▶ [GOAL] Locate the string "example" throughout the material and copy every line in which it occurs.

[Start]

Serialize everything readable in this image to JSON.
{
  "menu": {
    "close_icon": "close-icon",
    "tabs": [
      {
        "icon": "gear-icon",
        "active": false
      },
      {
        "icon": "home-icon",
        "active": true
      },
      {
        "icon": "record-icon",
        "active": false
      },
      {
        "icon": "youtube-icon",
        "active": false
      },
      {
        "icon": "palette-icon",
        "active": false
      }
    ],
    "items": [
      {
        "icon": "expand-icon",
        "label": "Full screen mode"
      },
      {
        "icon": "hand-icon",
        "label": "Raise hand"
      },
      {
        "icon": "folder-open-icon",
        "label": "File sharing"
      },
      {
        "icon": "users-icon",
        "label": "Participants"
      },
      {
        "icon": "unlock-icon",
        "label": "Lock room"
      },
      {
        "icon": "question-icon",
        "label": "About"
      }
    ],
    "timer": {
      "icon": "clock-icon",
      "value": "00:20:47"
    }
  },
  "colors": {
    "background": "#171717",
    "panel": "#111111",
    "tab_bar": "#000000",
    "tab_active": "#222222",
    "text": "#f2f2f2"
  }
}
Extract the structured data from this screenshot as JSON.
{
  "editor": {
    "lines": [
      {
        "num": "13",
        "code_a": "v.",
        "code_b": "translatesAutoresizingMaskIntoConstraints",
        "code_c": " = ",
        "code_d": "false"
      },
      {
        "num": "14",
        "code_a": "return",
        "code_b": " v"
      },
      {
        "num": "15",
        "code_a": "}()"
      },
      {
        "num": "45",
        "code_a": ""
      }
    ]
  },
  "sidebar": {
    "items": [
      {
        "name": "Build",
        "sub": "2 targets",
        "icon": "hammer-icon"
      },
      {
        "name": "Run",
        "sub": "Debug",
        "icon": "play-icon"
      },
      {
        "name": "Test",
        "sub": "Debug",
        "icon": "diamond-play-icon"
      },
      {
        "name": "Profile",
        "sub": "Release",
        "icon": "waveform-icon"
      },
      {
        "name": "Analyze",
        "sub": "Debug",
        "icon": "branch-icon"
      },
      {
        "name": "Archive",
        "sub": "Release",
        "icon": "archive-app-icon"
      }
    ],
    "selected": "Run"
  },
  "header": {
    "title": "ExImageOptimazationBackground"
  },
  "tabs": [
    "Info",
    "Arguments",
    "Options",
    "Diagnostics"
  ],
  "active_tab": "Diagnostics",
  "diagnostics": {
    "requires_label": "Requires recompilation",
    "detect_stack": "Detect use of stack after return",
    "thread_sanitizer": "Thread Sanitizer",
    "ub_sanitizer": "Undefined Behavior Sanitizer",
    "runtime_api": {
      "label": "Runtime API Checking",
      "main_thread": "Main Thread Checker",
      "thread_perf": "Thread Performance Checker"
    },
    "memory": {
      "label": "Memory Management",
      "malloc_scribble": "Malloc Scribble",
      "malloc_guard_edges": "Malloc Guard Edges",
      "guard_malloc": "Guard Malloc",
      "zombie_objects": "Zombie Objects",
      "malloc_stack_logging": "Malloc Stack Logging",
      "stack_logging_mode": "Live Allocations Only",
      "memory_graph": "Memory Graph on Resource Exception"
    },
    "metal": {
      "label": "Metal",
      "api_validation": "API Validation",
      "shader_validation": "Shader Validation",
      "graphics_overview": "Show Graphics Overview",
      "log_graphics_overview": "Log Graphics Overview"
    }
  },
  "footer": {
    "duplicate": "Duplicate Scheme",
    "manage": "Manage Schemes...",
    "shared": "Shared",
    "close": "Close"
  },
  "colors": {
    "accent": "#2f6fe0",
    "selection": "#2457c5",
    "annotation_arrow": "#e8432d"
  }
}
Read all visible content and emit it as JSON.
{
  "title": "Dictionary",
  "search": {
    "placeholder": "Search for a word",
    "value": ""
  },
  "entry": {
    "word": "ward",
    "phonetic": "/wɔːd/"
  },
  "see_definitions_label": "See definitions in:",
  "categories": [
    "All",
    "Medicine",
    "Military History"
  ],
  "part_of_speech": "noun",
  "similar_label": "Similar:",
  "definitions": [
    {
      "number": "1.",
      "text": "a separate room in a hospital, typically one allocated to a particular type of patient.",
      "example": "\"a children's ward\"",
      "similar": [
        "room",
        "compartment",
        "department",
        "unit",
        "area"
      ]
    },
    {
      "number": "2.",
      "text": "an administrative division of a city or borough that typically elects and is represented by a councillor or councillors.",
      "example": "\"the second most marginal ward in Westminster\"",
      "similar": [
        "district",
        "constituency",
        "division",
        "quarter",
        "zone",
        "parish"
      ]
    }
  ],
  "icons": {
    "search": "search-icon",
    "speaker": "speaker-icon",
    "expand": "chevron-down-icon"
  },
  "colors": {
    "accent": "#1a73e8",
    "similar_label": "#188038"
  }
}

[End]

▶ [FINAL RESULT]
      "example": "\"a children's ward\"",
      "example": "\"the second most marginal ward in Westminster\"",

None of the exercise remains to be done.